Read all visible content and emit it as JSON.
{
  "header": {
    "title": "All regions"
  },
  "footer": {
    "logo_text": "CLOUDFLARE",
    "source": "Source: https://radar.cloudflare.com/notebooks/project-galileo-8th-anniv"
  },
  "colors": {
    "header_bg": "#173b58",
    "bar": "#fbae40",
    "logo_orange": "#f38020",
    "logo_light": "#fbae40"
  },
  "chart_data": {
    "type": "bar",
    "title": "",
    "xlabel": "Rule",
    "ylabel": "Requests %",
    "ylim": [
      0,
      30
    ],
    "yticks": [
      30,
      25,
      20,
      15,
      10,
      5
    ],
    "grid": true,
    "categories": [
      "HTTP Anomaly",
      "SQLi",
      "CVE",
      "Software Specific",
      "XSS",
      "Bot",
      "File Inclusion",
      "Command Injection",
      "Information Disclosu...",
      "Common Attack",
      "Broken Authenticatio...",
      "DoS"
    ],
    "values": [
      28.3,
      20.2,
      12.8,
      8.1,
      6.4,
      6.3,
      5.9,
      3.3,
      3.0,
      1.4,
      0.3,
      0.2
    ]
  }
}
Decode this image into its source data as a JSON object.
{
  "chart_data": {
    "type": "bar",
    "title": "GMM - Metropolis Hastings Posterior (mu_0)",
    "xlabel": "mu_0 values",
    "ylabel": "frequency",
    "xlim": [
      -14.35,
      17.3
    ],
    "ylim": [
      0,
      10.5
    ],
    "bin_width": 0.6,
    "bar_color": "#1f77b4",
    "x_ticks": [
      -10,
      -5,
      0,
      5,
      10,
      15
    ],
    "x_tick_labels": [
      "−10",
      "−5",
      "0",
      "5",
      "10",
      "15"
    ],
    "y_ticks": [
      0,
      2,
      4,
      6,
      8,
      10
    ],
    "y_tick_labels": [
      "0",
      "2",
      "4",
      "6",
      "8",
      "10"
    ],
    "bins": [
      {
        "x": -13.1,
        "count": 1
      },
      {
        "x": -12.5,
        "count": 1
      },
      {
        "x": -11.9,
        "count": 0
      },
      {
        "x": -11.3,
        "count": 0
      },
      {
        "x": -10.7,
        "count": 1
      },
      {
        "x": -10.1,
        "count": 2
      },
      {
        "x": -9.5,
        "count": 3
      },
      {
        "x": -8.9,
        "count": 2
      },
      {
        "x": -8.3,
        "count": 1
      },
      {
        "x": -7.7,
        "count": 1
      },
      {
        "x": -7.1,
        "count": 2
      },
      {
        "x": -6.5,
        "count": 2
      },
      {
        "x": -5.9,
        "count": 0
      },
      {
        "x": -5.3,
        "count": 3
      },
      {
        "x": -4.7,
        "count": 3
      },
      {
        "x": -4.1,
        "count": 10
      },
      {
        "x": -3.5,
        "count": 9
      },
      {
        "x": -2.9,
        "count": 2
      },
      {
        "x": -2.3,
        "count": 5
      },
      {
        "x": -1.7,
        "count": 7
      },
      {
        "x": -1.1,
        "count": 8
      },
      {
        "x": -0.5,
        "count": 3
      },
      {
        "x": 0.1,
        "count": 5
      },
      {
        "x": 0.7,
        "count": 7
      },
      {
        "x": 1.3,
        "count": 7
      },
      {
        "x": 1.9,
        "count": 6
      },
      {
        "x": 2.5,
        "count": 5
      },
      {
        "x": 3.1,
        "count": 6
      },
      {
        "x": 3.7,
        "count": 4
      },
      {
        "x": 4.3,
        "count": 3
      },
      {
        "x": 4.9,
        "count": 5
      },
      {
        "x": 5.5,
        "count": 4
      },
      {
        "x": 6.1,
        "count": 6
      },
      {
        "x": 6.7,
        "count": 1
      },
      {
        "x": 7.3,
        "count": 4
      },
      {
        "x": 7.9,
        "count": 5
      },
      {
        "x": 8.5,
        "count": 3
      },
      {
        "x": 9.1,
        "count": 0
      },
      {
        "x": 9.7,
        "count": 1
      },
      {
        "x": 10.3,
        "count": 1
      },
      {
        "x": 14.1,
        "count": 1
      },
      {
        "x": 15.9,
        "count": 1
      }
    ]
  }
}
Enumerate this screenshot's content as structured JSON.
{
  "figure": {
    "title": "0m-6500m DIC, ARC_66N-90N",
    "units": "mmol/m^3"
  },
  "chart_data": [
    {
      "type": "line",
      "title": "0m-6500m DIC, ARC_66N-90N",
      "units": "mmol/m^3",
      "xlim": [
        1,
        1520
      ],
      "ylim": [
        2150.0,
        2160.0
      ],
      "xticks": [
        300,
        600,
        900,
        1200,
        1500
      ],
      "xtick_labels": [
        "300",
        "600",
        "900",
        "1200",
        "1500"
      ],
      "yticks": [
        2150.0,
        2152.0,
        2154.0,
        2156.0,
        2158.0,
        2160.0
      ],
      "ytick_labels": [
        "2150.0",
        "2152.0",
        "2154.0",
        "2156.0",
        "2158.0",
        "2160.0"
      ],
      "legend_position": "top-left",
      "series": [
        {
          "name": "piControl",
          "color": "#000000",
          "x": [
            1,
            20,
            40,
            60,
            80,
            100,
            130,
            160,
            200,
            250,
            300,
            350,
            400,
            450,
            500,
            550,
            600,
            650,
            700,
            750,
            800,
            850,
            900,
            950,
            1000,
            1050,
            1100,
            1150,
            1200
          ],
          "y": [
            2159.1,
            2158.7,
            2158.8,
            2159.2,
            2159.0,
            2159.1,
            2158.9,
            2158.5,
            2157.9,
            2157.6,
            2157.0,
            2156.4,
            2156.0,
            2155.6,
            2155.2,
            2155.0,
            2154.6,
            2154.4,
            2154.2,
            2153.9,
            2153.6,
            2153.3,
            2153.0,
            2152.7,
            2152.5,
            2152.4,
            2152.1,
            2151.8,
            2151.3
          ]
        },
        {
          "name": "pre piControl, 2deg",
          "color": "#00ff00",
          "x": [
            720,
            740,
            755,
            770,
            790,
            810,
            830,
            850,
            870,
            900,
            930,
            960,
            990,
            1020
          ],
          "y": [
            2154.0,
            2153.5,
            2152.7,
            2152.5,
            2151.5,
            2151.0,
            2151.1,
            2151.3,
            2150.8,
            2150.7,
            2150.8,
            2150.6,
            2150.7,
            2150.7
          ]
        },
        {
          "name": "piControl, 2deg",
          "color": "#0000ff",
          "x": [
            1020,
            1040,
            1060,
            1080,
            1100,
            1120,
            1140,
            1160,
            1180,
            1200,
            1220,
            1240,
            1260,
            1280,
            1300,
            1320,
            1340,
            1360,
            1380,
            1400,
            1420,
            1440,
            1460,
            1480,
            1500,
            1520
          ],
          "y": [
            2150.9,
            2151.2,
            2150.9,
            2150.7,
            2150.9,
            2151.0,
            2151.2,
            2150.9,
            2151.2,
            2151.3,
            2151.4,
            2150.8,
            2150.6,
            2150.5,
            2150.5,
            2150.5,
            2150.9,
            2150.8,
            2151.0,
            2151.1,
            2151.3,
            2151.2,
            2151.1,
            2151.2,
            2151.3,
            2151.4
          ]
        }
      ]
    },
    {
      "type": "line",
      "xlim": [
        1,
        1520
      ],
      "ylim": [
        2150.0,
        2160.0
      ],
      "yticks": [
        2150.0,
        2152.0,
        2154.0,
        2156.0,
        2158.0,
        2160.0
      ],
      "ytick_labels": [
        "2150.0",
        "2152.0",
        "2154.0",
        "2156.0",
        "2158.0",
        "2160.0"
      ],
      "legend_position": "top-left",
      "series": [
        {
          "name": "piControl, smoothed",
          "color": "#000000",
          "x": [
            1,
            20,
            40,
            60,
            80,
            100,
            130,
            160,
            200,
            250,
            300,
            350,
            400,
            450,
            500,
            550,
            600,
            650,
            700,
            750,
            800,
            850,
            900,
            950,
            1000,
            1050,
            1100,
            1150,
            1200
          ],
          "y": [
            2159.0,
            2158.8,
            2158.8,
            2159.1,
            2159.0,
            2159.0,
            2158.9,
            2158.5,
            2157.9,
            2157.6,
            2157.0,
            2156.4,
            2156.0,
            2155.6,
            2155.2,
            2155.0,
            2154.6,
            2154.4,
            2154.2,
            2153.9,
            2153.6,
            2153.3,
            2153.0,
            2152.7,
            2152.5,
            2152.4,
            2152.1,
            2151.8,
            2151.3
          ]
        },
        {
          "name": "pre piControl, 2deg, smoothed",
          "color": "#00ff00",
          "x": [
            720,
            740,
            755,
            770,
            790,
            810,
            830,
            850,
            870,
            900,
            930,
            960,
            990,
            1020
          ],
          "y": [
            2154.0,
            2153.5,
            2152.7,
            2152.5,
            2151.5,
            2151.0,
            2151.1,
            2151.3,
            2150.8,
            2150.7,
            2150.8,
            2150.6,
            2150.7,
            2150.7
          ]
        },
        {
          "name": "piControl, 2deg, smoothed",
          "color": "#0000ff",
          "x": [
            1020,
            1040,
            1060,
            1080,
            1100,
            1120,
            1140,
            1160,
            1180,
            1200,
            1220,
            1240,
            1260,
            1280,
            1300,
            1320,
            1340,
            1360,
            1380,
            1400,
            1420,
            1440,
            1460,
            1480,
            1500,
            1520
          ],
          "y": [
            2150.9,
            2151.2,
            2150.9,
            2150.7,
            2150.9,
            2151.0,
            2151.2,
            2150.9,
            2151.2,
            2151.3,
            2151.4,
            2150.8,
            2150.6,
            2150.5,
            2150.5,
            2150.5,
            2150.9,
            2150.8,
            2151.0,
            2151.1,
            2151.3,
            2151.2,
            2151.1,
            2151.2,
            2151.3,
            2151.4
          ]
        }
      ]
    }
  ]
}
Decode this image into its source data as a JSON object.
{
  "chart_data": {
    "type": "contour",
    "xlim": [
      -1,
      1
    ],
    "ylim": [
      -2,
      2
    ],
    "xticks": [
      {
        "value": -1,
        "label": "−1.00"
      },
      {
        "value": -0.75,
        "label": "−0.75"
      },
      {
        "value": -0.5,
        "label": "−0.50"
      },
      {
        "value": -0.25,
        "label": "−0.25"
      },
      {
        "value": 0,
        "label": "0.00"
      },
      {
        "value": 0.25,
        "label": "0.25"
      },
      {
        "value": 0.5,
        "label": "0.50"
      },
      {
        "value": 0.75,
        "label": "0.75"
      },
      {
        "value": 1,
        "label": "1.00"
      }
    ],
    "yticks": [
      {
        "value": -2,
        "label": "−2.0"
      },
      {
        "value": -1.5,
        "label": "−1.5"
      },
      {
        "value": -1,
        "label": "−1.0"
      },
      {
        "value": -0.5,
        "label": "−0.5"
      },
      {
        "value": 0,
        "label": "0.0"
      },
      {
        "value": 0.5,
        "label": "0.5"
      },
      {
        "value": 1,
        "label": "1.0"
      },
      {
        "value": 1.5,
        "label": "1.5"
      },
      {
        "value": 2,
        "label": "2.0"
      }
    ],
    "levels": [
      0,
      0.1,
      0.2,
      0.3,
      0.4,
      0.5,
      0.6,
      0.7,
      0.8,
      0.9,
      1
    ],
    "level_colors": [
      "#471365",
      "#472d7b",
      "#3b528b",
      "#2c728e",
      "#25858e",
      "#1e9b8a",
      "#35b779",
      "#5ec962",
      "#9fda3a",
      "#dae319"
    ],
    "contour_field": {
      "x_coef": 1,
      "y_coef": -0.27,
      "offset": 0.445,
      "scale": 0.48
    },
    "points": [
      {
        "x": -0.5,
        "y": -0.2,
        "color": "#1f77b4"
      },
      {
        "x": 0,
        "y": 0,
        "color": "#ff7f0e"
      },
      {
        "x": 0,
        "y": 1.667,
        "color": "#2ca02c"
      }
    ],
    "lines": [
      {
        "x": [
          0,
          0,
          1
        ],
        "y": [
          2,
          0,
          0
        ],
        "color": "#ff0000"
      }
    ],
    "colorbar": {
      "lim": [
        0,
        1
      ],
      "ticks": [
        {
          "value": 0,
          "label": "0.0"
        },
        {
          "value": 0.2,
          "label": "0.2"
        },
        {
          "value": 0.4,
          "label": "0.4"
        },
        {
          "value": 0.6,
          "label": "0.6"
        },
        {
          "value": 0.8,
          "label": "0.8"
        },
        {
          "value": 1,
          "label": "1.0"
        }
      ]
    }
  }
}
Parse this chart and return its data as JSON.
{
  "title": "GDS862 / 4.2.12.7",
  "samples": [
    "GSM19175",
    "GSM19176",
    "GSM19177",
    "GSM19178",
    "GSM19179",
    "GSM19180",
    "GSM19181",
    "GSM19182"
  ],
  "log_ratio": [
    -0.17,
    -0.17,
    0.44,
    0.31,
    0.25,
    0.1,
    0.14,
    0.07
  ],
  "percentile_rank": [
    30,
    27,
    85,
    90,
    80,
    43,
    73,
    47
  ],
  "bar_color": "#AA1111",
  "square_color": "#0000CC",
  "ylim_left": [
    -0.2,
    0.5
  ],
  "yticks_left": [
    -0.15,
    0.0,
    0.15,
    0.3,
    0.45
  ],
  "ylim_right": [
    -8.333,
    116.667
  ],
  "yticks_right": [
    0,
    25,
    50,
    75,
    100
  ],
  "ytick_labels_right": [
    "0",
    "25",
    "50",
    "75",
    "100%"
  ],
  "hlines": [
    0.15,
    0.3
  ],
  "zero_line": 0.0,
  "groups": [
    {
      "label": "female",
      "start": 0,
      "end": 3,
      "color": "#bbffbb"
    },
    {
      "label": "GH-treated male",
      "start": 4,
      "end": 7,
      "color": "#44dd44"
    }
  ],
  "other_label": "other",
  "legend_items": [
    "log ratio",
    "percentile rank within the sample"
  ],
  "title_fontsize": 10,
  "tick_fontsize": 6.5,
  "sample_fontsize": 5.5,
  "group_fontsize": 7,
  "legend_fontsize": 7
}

━━━━━━━━

## WORK TO DO
Retype nothing except the lines from the line holding "Parse this chart and return its data as JSON." through the last line of the entries, both included.

## SOLUTION BELOW
Parse this chart and return its data as JSON.
{
  "title": "GDS862 / 4.2.12.7",
  "samples": [
    "GSM19175",
    "GSM19176",
    "GSM19177",
    "GSM19178",
    "GSM19179",
    "GSM19180",
    "GSM19181",
    "GSM19182"
  ],
  "log_ratio": [
    -0.17,
    -0.17,
    0.44,
    0.31,
    0.25,
    0.1,
    0.14,
    0.07
  ],
  "percentile_rank": [
    30,
    27,
    85,
    90,
    80,
    43,
    73,
    47
  ],
  "bar_color": "#AA1111",
  "square_color": "#0000CC",
  "ylim_left": [
    -0.2,
    0.5
  ],
  "yticks_left": [
    -0.15,
    0.0,
    0.15,
    0.3,
    0.45
  ],
  "ylim_right": [
    -8.333,
    116.667
  ],
  "yticks_right": [
    0,
    25,
    50,
    75,
    100
  ],
  "ytick_labels_right": [
    "0",
    "25",
    "50",
    "75",
    "100%"
  ],
  "hlines": [
    0.15,
    0.3
  ],
  "zero_line": 0.0,
  "groups": [
    {
      "label": "female",
      "start": 0,
      "end": 3,
      "color": "#bbffbb"
    },
    {
      "label": "GH-treated male",
      "start": 4,
      "end": 7,
      "color": "#44dd44"
    }
  ],
  "other_label": "other",
  "legend_items": [
    "log ratio",
    "percentile rank within the sample"
  ],
  "title_fontsize": 10,
  "tick_fontsize": 6.5,
  "sample_fontsize": 5.5,
  "group_fontsize": 7,
  "legend_fontsize": 7
}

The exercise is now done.